◆ Recorded data
━━━━━━━━━━━━━━━━━━━━

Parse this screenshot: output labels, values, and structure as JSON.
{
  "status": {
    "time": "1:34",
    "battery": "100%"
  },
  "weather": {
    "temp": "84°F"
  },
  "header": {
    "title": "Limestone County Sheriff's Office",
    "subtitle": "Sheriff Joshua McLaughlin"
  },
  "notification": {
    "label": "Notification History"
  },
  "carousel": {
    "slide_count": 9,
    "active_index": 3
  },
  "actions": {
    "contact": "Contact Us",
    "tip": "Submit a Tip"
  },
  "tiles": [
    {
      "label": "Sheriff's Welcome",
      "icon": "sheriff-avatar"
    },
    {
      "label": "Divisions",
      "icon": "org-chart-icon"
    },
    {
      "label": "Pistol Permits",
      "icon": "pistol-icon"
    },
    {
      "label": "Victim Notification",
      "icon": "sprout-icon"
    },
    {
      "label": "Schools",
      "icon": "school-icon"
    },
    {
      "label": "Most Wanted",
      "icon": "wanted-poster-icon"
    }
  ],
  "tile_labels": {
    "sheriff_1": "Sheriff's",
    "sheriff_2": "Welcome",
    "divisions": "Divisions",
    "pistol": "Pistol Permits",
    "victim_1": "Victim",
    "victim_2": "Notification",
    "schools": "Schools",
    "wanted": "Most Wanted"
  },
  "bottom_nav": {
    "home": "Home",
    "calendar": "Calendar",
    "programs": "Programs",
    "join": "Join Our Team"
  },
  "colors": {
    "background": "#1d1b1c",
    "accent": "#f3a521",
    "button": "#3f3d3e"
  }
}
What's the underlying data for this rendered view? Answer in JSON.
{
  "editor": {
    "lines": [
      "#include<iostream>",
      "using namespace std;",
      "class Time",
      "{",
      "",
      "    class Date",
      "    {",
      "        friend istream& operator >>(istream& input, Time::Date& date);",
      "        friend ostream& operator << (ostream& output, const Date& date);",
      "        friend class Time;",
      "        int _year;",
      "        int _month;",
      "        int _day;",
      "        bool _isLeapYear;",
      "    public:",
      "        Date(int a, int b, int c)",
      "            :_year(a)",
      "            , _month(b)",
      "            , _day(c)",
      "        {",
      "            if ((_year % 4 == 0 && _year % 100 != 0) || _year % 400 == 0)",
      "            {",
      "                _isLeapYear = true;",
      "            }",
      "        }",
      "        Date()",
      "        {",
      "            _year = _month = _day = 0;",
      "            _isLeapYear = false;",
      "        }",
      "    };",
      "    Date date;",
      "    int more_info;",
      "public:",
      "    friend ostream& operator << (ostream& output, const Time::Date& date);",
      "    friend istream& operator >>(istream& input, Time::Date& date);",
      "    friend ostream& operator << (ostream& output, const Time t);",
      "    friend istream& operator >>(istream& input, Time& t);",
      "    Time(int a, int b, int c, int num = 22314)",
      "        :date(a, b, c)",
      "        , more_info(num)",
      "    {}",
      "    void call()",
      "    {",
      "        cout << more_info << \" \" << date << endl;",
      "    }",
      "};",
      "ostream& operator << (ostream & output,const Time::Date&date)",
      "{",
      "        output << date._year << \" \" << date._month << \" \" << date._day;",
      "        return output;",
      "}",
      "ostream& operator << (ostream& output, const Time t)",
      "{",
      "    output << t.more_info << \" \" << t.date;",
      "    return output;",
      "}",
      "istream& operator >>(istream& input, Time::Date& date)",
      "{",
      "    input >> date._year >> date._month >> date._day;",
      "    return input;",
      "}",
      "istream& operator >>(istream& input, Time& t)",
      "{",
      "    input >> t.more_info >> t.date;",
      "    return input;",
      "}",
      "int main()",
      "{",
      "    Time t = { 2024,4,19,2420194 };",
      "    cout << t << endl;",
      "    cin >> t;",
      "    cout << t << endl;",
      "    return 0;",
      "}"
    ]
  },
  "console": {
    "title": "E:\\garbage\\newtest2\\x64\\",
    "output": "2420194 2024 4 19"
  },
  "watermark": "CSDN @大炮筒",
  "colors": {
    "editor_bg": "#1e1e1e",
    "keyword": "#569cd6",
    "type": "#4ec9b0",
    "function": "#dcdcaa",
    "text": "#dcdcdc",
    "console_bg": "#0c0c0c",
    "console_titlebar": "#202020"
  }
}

━━━━━━━━━━━━━━━━━━━━

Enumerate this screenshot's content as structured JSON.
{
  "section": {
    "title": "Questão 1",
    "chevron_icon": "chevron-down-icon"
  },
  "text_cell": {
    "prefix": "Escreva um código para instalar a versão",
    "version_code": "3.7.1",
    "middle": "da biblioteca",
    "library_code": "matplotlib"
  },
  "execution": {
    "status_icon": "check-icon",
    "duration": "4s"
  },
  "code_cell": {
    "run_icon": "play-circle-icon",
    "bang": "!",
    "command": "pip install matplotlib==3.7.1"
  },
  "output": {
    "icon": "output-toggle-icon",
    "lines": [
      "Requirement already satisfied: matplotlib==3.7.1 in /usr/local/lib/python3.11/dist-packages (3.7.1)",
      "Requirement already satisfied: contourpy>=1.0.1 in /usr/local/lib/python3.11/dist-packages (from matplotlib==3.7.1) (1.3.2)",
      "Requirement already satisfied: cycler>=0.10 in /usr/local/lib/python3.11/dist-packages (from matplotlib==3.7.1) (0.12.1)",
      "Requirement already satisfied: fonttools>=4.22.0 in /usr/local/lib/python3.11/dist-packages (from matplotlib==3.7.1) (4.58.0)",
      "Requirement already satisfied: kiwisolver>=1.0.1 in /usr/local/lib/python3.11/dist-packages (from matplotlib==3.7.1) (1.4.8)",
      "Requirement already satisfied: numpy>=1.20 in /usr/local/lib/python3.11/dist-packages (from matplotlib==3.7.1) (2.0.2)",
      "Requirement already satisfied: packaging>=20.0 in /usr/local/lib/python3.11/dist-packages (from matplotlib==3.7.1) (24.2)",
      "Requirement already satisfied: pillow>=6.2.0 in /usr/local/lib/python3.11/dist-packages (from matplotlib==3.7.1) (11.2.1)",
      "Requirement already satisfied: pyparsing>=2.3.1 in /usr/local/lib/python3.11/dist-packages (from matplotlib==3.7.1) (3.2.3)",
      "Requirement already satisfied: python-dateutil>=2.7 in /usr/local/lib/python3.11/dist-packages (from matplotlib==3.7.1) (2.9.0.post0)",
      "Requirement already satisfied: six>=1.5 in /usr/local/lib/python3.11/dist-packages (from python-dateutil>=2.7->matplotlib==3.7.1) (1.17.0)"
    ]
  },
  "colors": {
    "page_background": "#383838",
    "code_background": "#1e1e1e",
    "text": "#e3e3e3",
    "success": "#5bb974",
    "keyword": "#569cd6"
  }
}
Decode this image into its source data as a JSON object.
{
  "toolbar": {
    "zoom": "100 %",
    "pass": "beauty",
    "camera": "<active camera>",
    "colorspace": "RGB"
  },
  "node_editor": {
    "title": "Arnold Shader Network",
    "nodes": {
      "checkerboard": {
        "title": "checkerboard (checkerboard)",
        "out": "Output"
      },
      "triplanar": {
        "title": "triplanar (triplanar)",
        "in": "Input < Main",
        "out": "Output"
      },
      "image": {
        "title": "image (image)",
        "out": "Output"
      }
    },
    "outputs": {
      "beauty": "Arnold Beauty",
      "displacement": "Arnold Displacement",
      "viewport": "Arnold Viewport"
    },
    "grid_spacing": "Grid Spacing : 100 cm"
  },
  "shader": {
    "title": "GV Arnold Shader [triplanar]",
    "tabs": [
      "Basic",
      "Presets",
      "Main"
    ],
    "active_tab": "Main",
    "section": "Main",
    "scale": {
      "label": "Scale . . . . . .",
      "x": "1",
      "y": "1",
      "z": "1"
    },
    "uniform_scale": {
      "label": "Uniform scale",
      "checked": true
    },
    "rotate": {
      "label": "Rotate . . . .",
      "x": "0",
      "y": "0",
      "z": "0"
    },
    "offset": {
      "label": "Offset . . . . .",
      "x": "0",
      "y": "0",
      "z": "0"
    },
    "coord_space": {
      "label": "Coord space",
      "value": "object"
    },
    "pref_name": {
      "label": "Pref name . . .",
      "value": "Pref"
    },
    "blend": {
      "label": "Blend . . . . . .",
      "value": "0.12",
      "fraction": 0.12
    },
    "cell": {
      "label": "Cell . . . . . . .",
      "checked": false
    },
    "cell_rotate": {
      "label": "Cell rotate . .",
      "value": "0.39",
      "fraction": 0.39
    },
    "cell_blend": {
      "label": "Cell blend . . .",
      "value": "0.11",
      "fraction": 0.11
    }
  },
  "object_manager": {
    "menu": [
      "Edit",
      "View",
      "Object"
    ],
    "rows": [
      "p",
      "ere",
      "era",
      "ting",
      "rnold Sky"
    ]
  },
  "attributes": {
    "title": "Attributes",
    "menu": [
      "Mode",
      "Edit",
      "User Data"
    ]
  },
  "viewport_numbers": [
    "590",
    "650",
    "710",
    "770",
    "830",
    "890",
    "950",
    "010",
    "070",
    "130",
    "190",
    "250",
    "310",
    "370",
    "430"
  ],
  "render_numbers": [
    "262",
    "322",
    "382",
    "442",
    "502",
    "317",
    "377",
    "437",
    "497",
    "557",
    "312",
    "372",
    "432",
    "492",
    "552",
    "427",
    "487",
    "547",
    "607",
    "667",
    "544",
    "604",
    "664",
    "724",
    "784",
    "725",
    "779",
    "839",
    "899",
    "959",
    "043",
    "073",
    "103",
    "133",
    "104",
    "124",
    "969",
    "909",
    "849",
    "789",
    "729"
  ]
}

━━━━━━━━━━━━━━━━━━━━

◆ Your instructions
List each line of the entries that holds the string "icon".

◆ Written answer
      "icon": "sheriff-avatar"
      "icon": "org-chart-icon"
      "icon": "pistol-icon"
      "icon": "sprout-icon"
      "icon": "school-icon"
      "icon": "wanted-poster-icon"
    "chevron_icon": "chevron-down-icon"
    "status_icon": "check-icon",
    "run_icon": "play-circle-icon",
    "icon": "output-toggle-icon",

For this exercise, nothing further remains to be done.